# WRITTEN INSTRUCTION
Go through the material and pull out every line with the string "TradingView" in it.

# RECORDS SUPPLIED
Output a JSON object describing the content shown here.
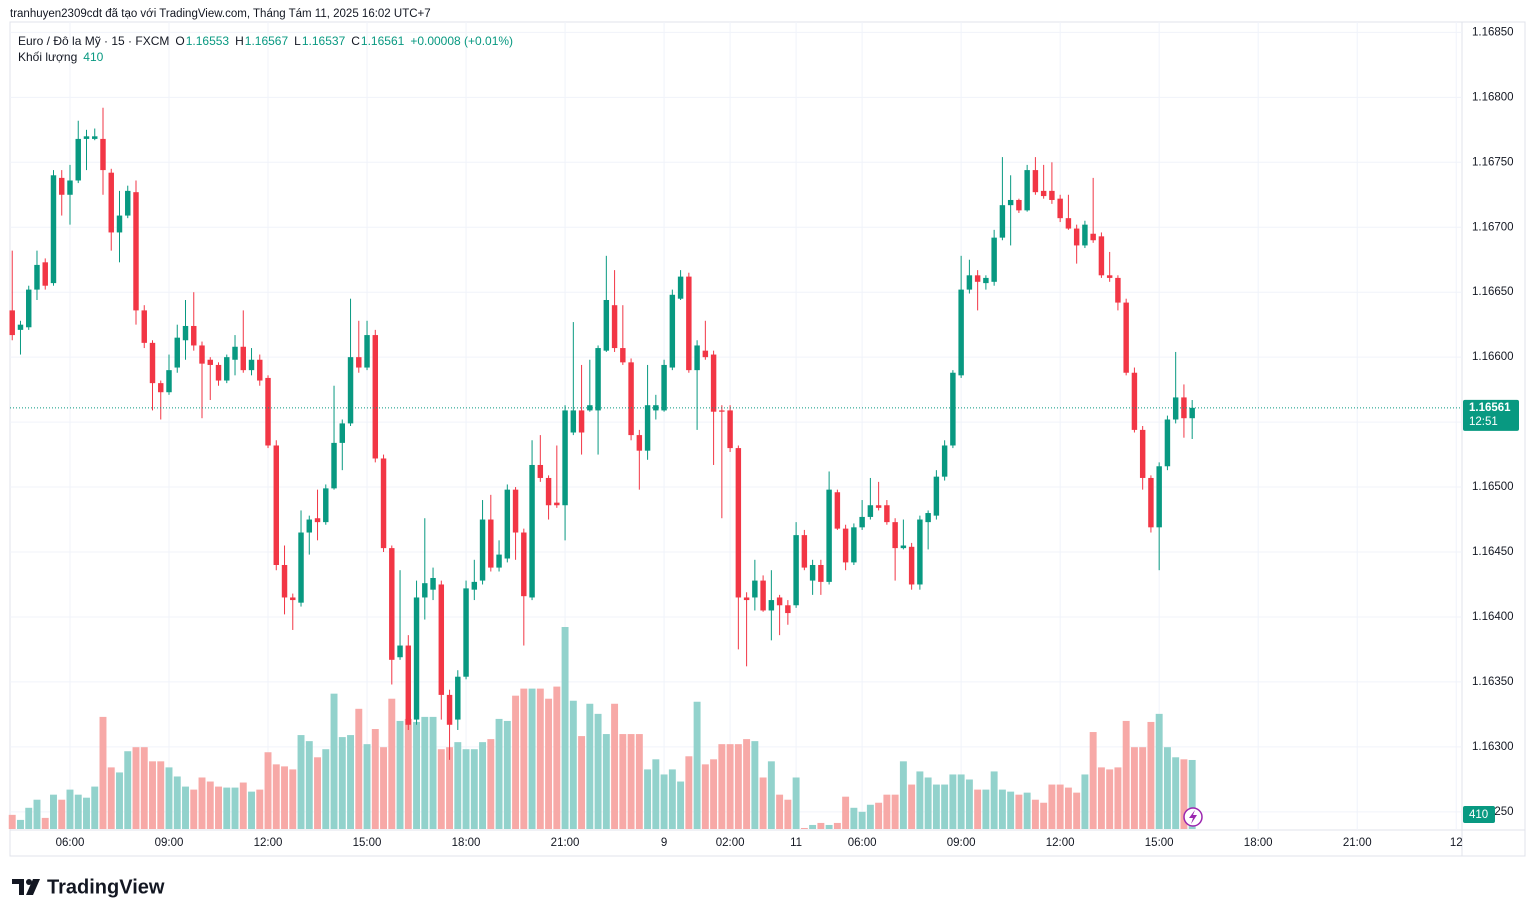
{
  "header": {
    "attribution": "tranhuyen2309cdt đã tạo với TradingView.com, Tháng Tám 11, 2025 16:02 UTC+7"
  },
  "chart_data": {
    "type": "candlestick",
    "symbol": "Euro / Đô la Mỹ · 15 · FXCM",
    "ohlc_labels": [
      "O",
      "H",
      "L",
      "C"
    ],
    "change_label": "+0.00008 (+0.01%)",
    "volume_label": "Khối lượng",
    "countdown": "12:51",
    "up_color": "#089981",
    "down_color": "#f23645",
    "up_volume_color": "#92d2cc",
    "down_volume_color": "#f7a9a7",
    "grid": true,
    "last_price_line": true,
    "open": [
      1.16636,
      1.16621,
      1.16623,
      1.16652,
      1.16673,
      1.16657,
      1.16738,
      1.16725,
      1.16736,
      1.16768,
      1.16768,
      1.16768,
      1.16742,
      1.16696,
      1.16709,
      1.16727,
      1.16636,
      1.16611,
      1.1658,
      1.16573,
      1.16592,
      1.16613,
      1.16624,
      1.16609,
      1.16598,
      1.16594,
      1.16582,
      1.16598,
      1.16608,
      1.1659,
      1.16598,
      1.16584,
      1.16532,
      1.1644,
      1.16415,
      1.16411,
      1.16465,
      1.16476,
      1.16473,
      1.16499,
      1.16534,
      1.16549,
      1.166,
      1.16592,
      1.16617,
      1.16522,
      1.16453,
      1.16369,
      1.16378,
      1.16321,
      1.16415,
      1.16421,
      1.16425,
      1.1634,
      1.16321,
      1.16354,
      1.16421,
      1.16428,
      1.16475,
      1.16438,
      1.16445,
      1.16498,
      1.16465,
      1.16415,
      1.16517,
      1.16507,
      1.16488,
      1.16486,
      1.16542,
      1.16559,
      1.16559,
      1.16559,
      1.16605,
      1.1664,
      1.16607,
      1.16596,
      1.1654,
      1.16528,
      1.16559,
      1.16559,
      1.16592,
      1.16645,
      1.16662,
      1.1659,
      1.16605,
      1.16602,
      1.16559,
      1.16559,
      1.1653,
      1.16415,
      1.16415,
      1.16428,
      1.16405,
      1.16415,
      1.16409,
      1.16409,
      1.16463,
      1.16428,
      1.1644,
      1.16427,
      1.16496,
      1.16468,
      1.16442,
      1.16469,
      1.16477,
      1.16486,
      1.16486,
      1.16473,
      1.16453,
      1.16454,
      1.16425,
      1.16473,
      1.16478,
      1.16508,
      1.16532,
      1.16586,
      1.16652,
      1.16663,
      1.16657,
      1.16658,
      1.16692,
      1.16717,
      1.16721,
      1.16713,
      1.16744,
      1.16728,
      1.16728,
      1.16722,
      1.16707,
      1.16699,
      1.16686,
      1.16695,
      1.16693,
      1.16663,
      1.16661,
      1.16642,
      1.16588,
      1.16544,
      1.16507,
      1.16469,
      1.16516,
      1.16552,
      1.16569,
      1.16553
    ],
    "high": [
      1.16682,
      1.16628,
      1.16655,
      1.16682,
      1.16676,
      1.16744,
      1.16744,
      1.16748,
      1.16782,
      1.16775,
      1.16776,
      1.16792,
      1.16745,
      1.16728,
      1.16732,
      1.16736,
      1.1664,
      1.16613,
      1.16582,
      1.16602,
      1.16625,
      1.16644,
      1.1665,
      1.16612,
      1.166,
      1.16596,
      1.16602,
      1.16617,
      1.16636,
      1.16607,
      1.16602,
      1.16586,
      1.16536,
      1.16455,
      1.16418,
      1.16482,
      1.16478,
      1.16498,
      1.16502,
      1.16578,
      1.16552,
      1.16645,
      1.16628,
      1.16628,
      1.16621,
      1.16525,
      1.16455,
      1.16436,
      1.16386,
      1.16428,
      1.16476,
      1.16438,
      1.16428,
      1.16344,
      1.16359,
      1.16428,
      1.16444,
      1.1649,
      1.16494,
      1.16459,
      1.16502,
      1.165,
      1.16468,
      1.16536,
      1.1654,
      1.16509,
      1.16532,
      1.16563,
      1.16627,
      1.16594,
      1.16598,
      1.16609,
      1.16678,
      1.16667,
      1.1664,
      1.16599,
      1.16544,
      1.16594,
      1.16571,
      1.16598,
      1.16652,
      1.16667,
      1.16665,
      1.16613,
      1.16628,
      1.16605,
      1.16563,
      1.16563,
      1.16532,
      1.16419,
      1.16444,
      1.16432,
      1.16436,
      1.16417,
      1.16413,
      1.16473,
      1.16467,
      1.16444,
      1.16444,
      1.16512,
      1.16498,
      1.16471,
      1.16472,
      1.1649,
      1.16507,
      1.16504,
      1.1649,
      1.16476,
      1.16475,
      1.16457,
      1.16478,
      1.16482,
      1.16513,
      1.16536,
      1.1659,
      1.16678,
      1.16675,
      1.16667,
      1.16663,
      1.16698,
      1.16754,
      1.1674,
      1.16722,
      1.16748,
      1.16754,
      1.16748,
      1.1675,
      1.16725,
      1.16725,
      1.16702,
      1.16705,
      1.16738,
      1.16696,
      1.16681,
      1.16663,
      1.16645,
      1.16592,
      1.16547,
      1.16509,
      1.16519,
      1.16555,
      1.16604,
      1.16579,
      1.16567
    ],
    "low": [
      1.16613,
      1.16602,
      1.16621,
      1.16644,
      1.16652,
      1.16655,
      1.16709,
      1.16702,
      1.16734,
      1.16744,
      1.16767,
      1.16725,
      1.16682,
      1.16673,
      1.16707,
      1.16625,
      1.16607,
      1.16559,
      1.16552,
      1.16571,
      1.16588,
      1.16598,
      1.16605,
      1.16553,
      1.16567,
      1.16578,
      1.1658,
      1.16586,
      1.16588,
      1.16586,
      1.16578,
      1.1653,
      1.16436,
      1.16402,
      1.1639,
      1.16408,
      1.16448,
      1.16459,
      1.16471,
      1.16498,
      1.16513,
      1.16547,
      1.16588,
      1.1659,
      1.16519,
      1.1645,
      1.16348,
      1.16367,
      1.16313,
      1.16317,
      1.16398,
      1.16413,
      1.16321,
      1.1629,
      1.16313,
      1.16352,
      1.16413,
      1.16425,
      1.16435,
      1.16435,
      1.16442,
      1.16444,
      1.16378,
      1.16413,
      1.16504,
      1.16475,
      1.16484,
      1.16459,
      1.1654,
      1.16525,
      1.16558,
      1.16525,
      1.16604,
      1.16604,
      1.16594,
      1.16536,
      1.16498,
      1.16521,
      1.16552,
      1.16558,
      1.1659,
      1.16644,
      1.16588,
      1.16544,
      1.16598,
      1.16517,
      1.16476,
      1.16527,
      1.16375,
      1.16362,
      1.16405,
      1.16404,
      1.16382,
      1.16386,
      1.16394,
      1.16407,
      1.16436,
      1.16417,
      1.16417,
      1.16425,
      1.16467,
      1.16436,
      1.1644,
      1.16467,
      1.16475,
      1.16482,
      1.16471,
      1.16428,
      1.16452,
      1.16421,
      1.16421,
      1.16452,
      1.16475,
      1.16505,
      1.1653,
      1.16584,
      1.16649,
      1.16636,
      1.16652,
      1.16655,
      1.1669,
      1.16686,
      1.16711,
      1.16712,
      1.16725,
      1.16722,
      1.16718,
      1.16704,
      1.16698,
      1.16672,
      1.16684,
      1.16688,
      1.16661,
      1.16658,
      1.16636,
      1.16586,
      1.16542,
      1.16498,
      1.16465,
      1.16436,
      1.16513,
      1.16549,
      1.16538,
      1.16537
    ],
    "close": [
      1.16617,
      1.16625,
      1.16652,
      1.16671,
      1.16655,
      1.1674,
      1.16725,
      1.16736,
      1.16768,
      1.1677,
      1.1677,
      1.16744,
      1.16696,
      1.16709,
      1.16728,
      1.16636,
      1.16611,
      1.1658,
      1.16573,
      1.1659,
      1.16615,
      1.16624,
      1.16609,
      1.16595,
      1.16594,
      1.16582,
      1.166,
      1.16608,
      1.1659,
      1.16598,
      1.16582,
      1.16532,
      1.1644,
      1.16415,
      1.16413,
      1.16465,
      1.16475,
      1.16473,
      1.16499,
      1.16534,
      1.16549,
      1.166,
      1.16592,
      1.16617,
      1.16522,
      1.16453,
      1.16367,
      1.16378,
      1.16317,
      1.16415,
      1.16426,
      1.1643,
      1.1634,
      1.16317,
      1.16354,
      1.16422,
      1.16427,
      1.16475,
      1.16438,
      1.16448,
      1.16498,
      1.16465,
      1.16416,
      1.16517,
      1.16507,
      1.16486,
      1.16486,
      1.16559,
      1.16559,
      1.16542,
      1.16563,
      1.16607,
      1.16644,
      1.16607,
      1.16596,
      1.1654,
      1.16528,
      1.16563,
      1.16563,
      1.16594,
      1.16648,
      1.16662,
      1.1659,
      1.16609,
      1.166,
      1.16558,
      1.16558,
      1.1653,
      1.16415,
      1.16413,
      1.16428,
      1.16405,
      1.16413,
      1.16409,
      1.16403,
      1.16463,
      1.16438,
      1.1644,
      1.16427,
      1.16498,
      1.16468,
      1.16442,
      1.16469,
      1.16477,
      1.16486,
      1.16484,
      1.16473,
      1.16453,
      1.16455,
      1.16425,
      1.16475,
      1.1648,
      1.16508,
      1.16532,
      1.16588,
      1.16652,
      1.16663,
      1.16658,
      1.16661,
      1.16692,
      1.16717,
      1.16721,
      1.16713,
      1.16744,
      1.16727,
      1.16724,
      1.16721,
      1.16707,
      1.16699,
      1.16686,
      1.16702,
      1.1669,
      1.16663,
      1.16661,
      1.16642,
      1.16588,
      1.16544,
      1.16507,
      1.16469,
      1.16516,
      1.16552,
      1.16569,
      1.16553,
      1.16561
    ],
    "volume": [
      84,
      54,
      126,
      174,
      66,
      204,
      174,
      234,
      204,
      186,
      252,
      666,
      366,
      336,
      462,
      486,
      486,
      402,
      402,
      366,
      312,
      252,
      234,
      306,
      282,
      252,
      246,
      246,
      276,
      222,
      234,
      456,
      384,
      372,
      354,
      558,
      522,
      426,
      474,
      804,
      546,
      558,
      714,
      504,
      594,
      486,
      774,
      642,
      654,
      636,
      666,
      666,
      474,
      486,
      516,
      474,
      474,
      516,
      534,
      654,
      642,
      792,
      834,
      834,
      834,
      774,
      846,
      1200,
      762,
      552,
      744,
      684,
      564,
      744,
      564,
      564,
      564,
      354,
      414,
      324,
      354,
      282,
      432,
      756,
      384,
      414,
      504,
      504,
      504,
      534,
      522,
      306,
      402,
      204,
      174,
      306,
      6,
      24,
      36,
      24,
      36,
      192,
      126,
      102,
      144,
      156,
      204,
      204,
      402,
      264,
      342,
      306,
      264,
      264,
      324,
      324,
      294,
      234,
      234,
      342,
      234,
      222,
      204,
      216,
      174,
      156,
      264,
      264,
      246,
      216,
      324,
      576,
      366,
      354,
      366,
      642,
      486,
      486,
      636,
      684,
      486,
      426,
      414,
      410
    ],
    "ylim": [
      1.16236,
      1.16858
    ],
    "yticks": [
      {
        "value": 1.1685,
        "label": "1.16850"
      },
      {
        "value": 1.168,
        "label": "1.16800"
      },
      {
        "value": 1.1675,
        "label": "1.16750"
      },
      {
        "value": 1.167,
        "label": "1.16700"
      },
      {
        "value": 1.1665,
        "label": "1.16650"
      },
      {
        "value": 1.166,
        "label": "1.16600"
      },
      {
        "value": 1.1655,
        "label": "1.16550"
      },
      {
        "value": 1.165,
        "label": "1.16500"
      },
      {
        "value": 1.1645,
        "label": "1.16450"
      },
      {
        "value": 1.164,
        "label": "1.16400"
      },
      {
        "value": 1.1635,
        "label": "1.16350"
      },
      {
        "value": 1.163,
        "label": "1.16300"
      },
      {
        "value": 1.1625,
        "label": "1.16250"
      }
    ],
    "xlim": [
      -0.27,
      175.7
    ],
    "xticks": [
      {
        "value": 7,
        "label": "06:00"
      },
      {
        "value": 19,
        "label": "09:00"
      },
      {
        "value": 31,
        "label": "12:00"
      },
      {
        "value": 43,
        "label": "15:00"
      },
      {
        "value": 55,
        "label": "18:00"
      },
      {
        "value": 67,
        "label": "21:00"
      },
      {
        "value": 79,
        "label": "9"
      },
      {
        "value": 87,
        "label": "02:00"
      },
      {
        "value": 95,
        "label": "11"
      },
      {
        "value": 103,
        "label": "06:00"
      },
      {
        "value": 115,
        "label": "09:00"
      },
      {
        "value": 127,
        "label": "12:00"
      },
      {
        "value": 139,
        "label": "15:00"
      },
      {
        "value": 151,
        "label": "18:00"
      },
      {
        "value": 163,
        "label": "21:00"
      },
      {
        "value": 175,
        "label": "12"
      }
    ]
  },
  "footer": {
    "logo": "TradingView"
  }
}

# RIGHT ANSWER
    "attribution": "tranhuyen2309cdt đã tạo với TradingView.com, Tháng Tám 11, 2025 16:02 UTC+7"
    "logo": "TradingView"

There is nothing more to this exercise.